**YOUR INSTRUCTIONS**
Write out every line of the material as it stands, apart from the pictures.
::: RECORDS FOR THE EXERCISE :::
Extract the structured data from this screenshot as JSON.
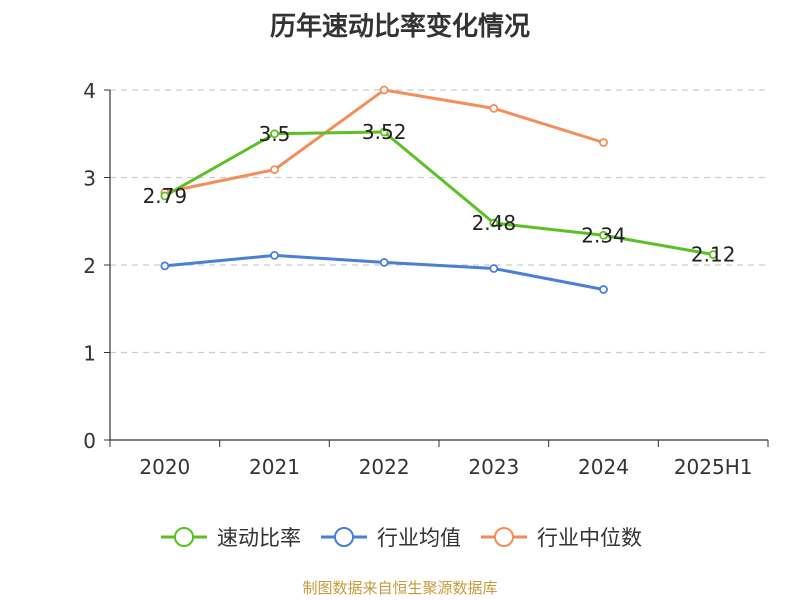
{
  "title": "历年速动比率变化情况",
  "footer": "制图数据来自恒生聚源数据库",
  "chart_data": {
    "type": "line",
    "categories": [
      "2020",
      "2021",
      "2022",
      "2023",
      "2024",
      "2025H1"
    ],
    "ylim": [
      0,
      4
    ],
    "y_ticks": [
      "0",
      "1",
      "2",
      "3",
      "4"
    ],
    "grid": true,
    "legend_position": "bottom",
    "series": [
      {
        "name": "速动比率",
        "color": "#5cbf24",
        "values": [
          2.79,
          3.5,
          3.52,
          2.48,
          2.34,
          2.12
        ],
        "labels": [
          "2.79",
          "3.5",
          "3.52",
          "2.48",
          "2.34",
          "2.12"
        ]
      },
      {
        "name": "行业均值",
        "color": "#4a7fd8",
        "values": [
          1.99,
          2.11,
          2.03,
          1.96,
          1.72,
          null
        ]
      },
      {
        "name": "行业中位数",
        "color": "#f38e5b",
        "values": [
          2.83,
          3.09,
          4.0,
          3.79,
          3.4,
          null
        ]
      }
    ]
  }
}
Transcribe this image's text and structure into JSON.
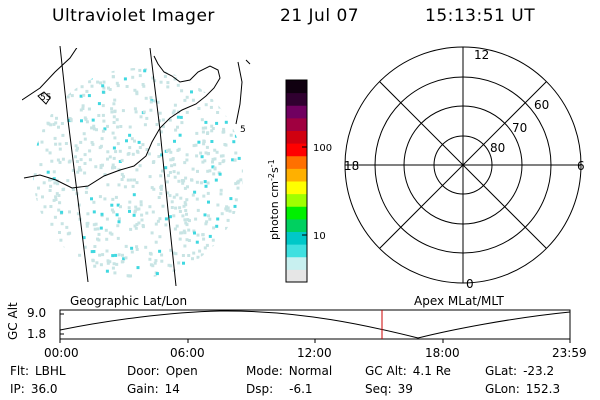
:::
**RESPONSE**
Extract the structured data from this screenshot as JSON.
{
  "title": "历年速动比率变化情况",
  "footer": "制图数据来自恒生聚源数据库",
  "chart_data": {
    "type": "line",
    "categories": [
      "2020",
      "2021",
      "2022",
      "2023",
      "2024",
      "2025H1"
    ],
    "ylim": [
      0,
      4
    ],
    "y_ticks": [
      "0",
      "1",
      "2",
      "3",
      "4"
    ],
    "grid": true,
    "legend_position": "bottom",
    "series": [
      {
        "name": "速动比率",
        "color": "#5cbf24",
        "values": [
          2.79,
          3.5,
          3.52,
          2.48,
          2.34,
          2.12
        ],
        "labels": [
          "2.79",
          "3.5",
          "3.52",
          "2.48",
          "2.34",
          "2.12"
        ]
      },
      {
        "name": "行业均值",
        "color": "#4a7fd8",
        "values": [
          1.99,
          2.11,
          2.03,
          1.96,
          1.72,
          null
        ]
      },
      {
        "name": "行业中位数",
        "color": "#f38e5b",
        "values": [
          2.83,
          3.09,
          4.0,
          3.79,
          3.4,
          null
        ]
      }
    ]
  }
}
Transcribe this image's text and structure into JSON.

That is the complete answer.